### Dataset content
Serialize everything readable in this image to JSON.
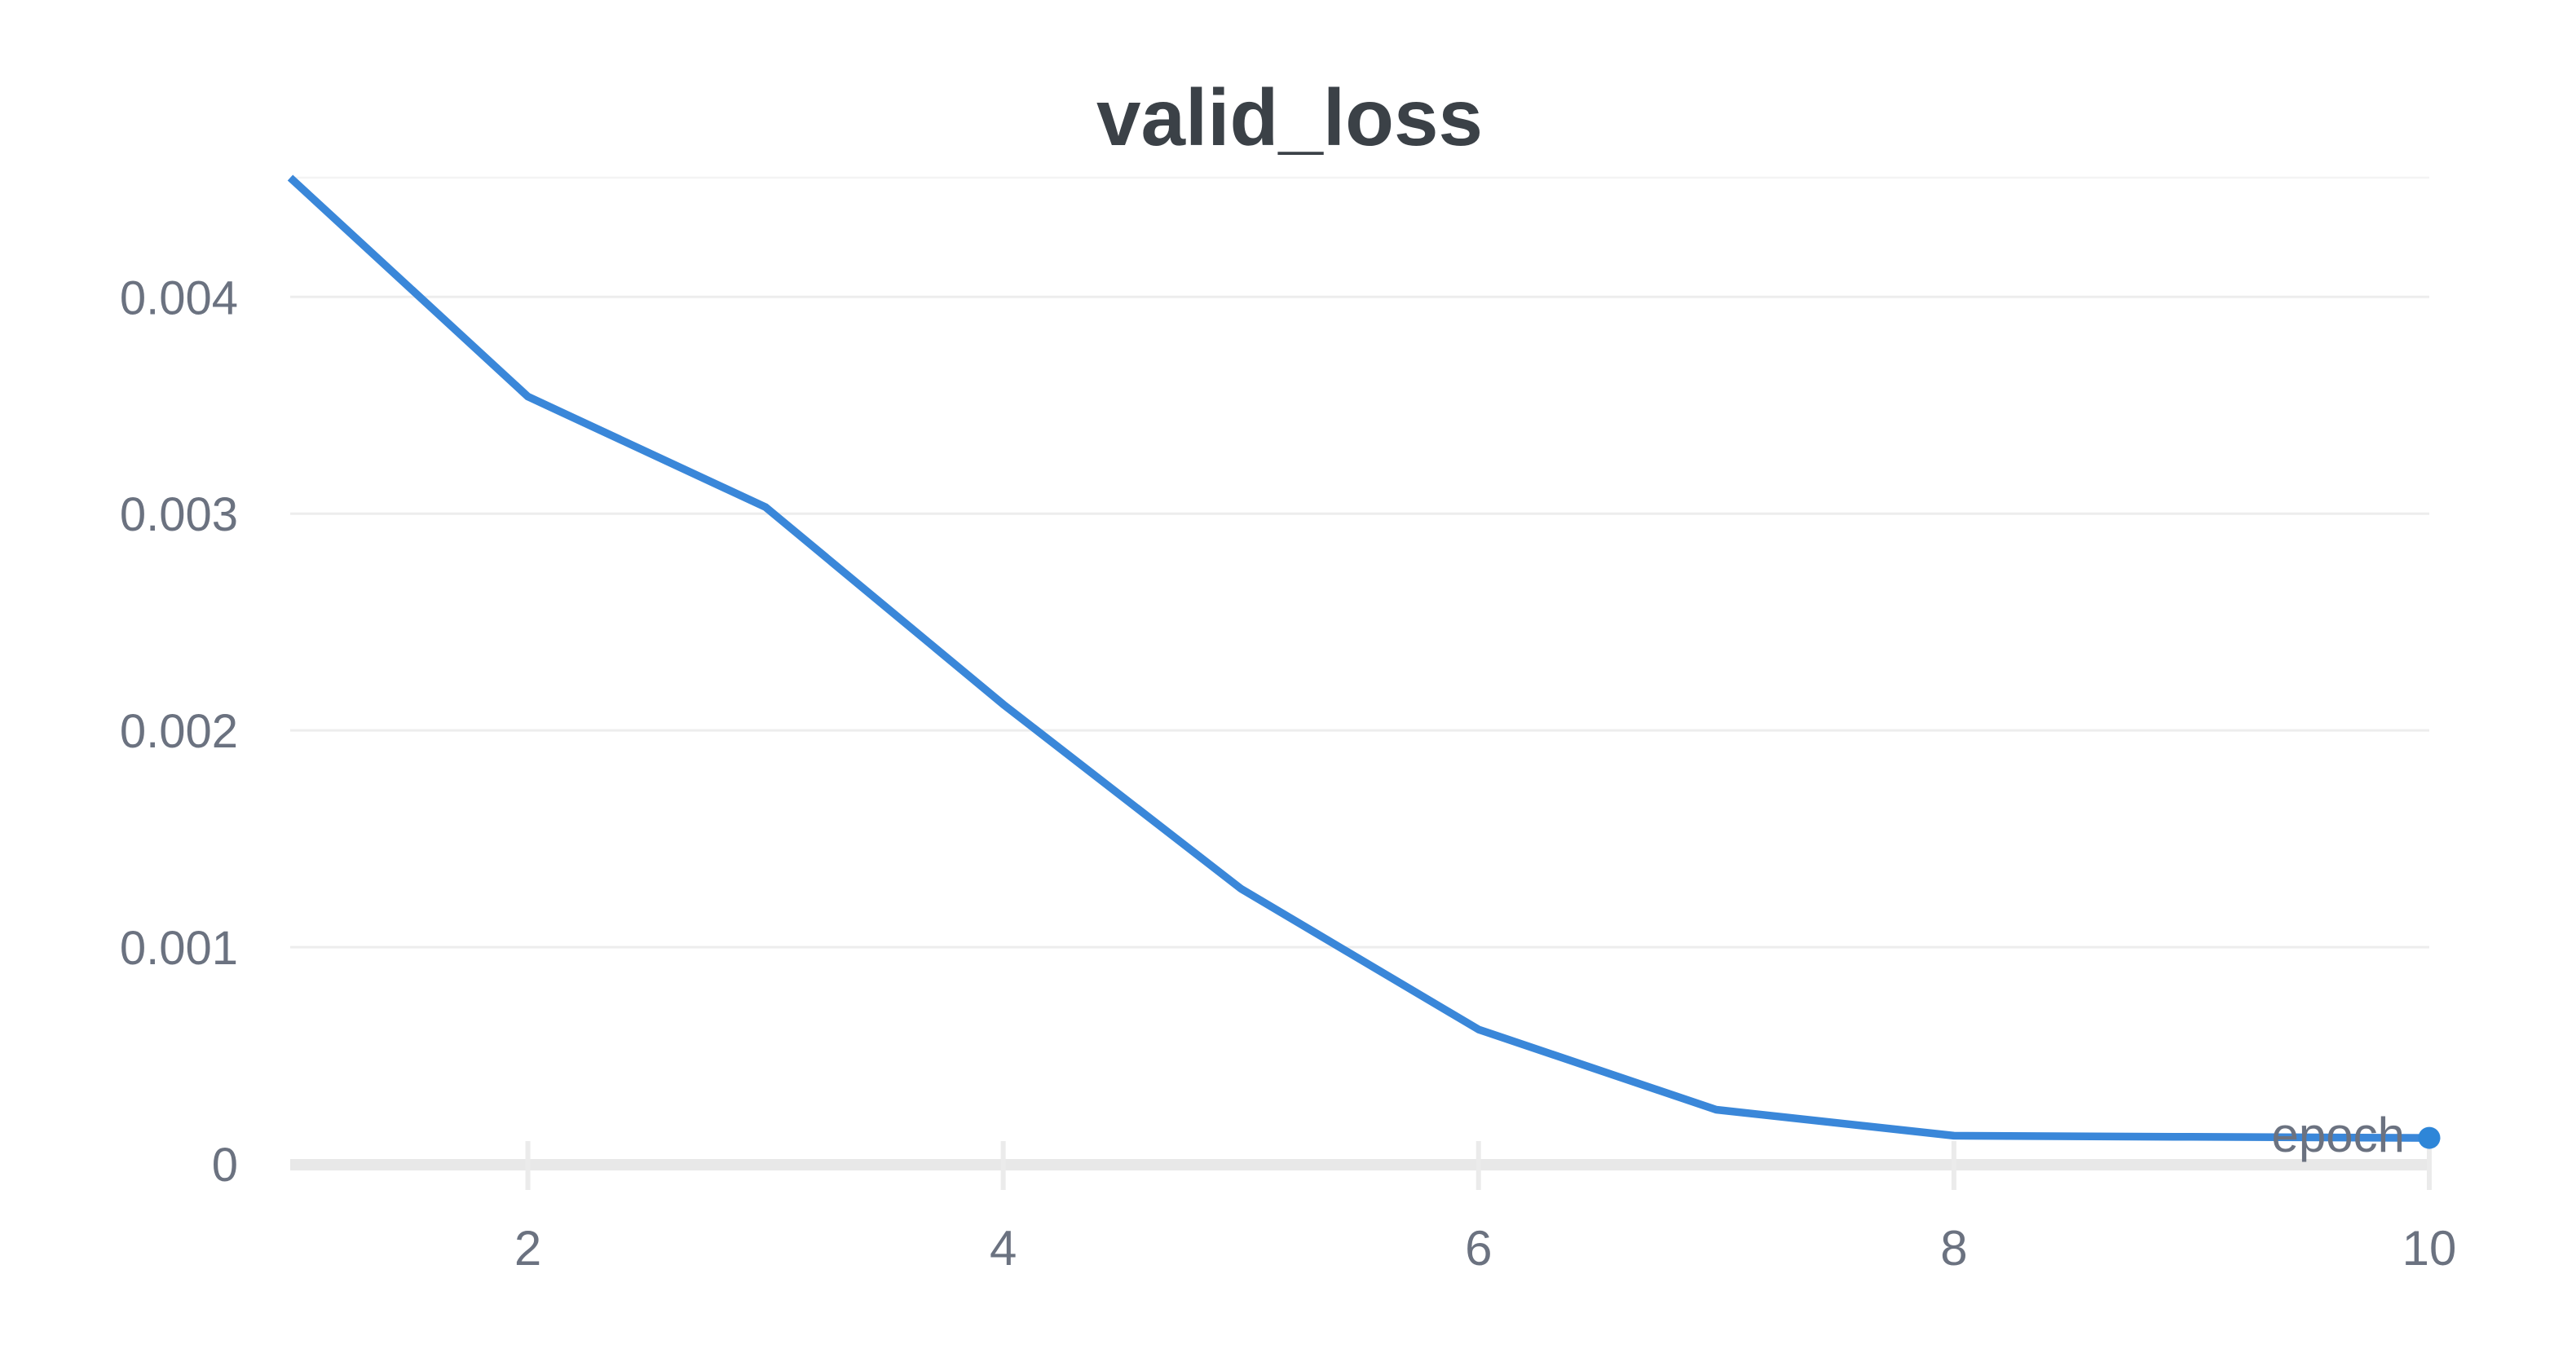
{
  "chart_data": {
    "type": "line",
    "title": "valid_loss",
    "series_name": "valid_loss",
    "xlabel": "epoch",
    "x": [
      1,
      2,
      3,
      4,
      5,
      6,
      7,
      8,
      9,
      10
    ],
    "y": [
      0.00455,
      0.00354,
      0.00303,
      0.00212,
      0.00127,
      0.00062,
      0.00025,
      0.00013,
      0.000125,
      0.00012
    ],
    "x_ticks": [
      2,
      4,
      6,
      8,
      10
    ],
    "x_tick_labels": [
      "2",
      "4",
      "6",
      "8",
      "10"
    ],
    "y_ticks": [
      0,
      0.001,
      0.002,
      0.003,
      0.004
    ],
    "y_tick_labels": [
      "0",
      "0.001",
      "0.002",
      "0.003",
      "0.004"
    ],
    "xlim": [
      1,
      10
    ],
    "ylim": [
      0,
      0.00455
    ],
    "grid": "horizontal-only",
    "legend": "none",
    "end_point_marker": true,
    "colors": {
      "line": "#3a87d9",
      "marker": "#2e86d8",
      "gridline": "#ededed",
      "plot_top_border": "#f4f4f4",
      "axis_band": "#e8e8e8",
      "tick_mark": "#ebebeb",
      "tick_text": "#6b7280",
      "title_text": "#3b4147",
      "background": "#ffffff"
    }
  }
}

### Exercise description
Repeat all of the records verbatim, leaving out the pictures.

### Result below
Serialize everything readable in this image to JSON.
{
  "chart_data": {
    "type": "line",
    "title": "valid_loss",
    "series_name": "valid_loss",
    "xlabel": "epoch",
    "x": [
      1,
      2,
      3,
      4,
      5,
      6,
      7,
      8,
      9,
      10
    ],
    "y": [
      0.00455,
      0.00354,
      0.00303,
      0.00212,
      0.00127,
      0.00062,
      0.00025,
      0.00013,
      0.000125,
      0.00012
    ],
    "x_ticks": [
      2,
      4,
      6,
      8,
      10
    ],
    "x_tick_labels": [
      "2",
      "4",
      "6",
      "8",
      "10"
    ],
    "y_ticks": [
      0,
      0.001,
      0.002,
      0.003,
      0.004
    ],
    "y_tick_labels": [
      "0",
      "0.001",
      "0.002",
      "0.003",
      "0.004"
    ],
    "xlim": [
      1,
      10
    ],
    "ylim": [
      0,
      0.00455
    ],
    "grid": "horizontal-only",
    "legend": "none",
    "end_point_marker": true,
    "colors": {
      "line": "#3a87d9",
      "marker": "#2e86d8",
      "gridline": "#ededed",
      "plot_top_border": "#f4f4f4",
      "axis_band": "#e8e8e8",
      "tick_mark": "#ebebeb",
      "tick_text": "#6b7280",
      "title_text": "#3b4147",
      "background": "#ffffff"
    }
  }
}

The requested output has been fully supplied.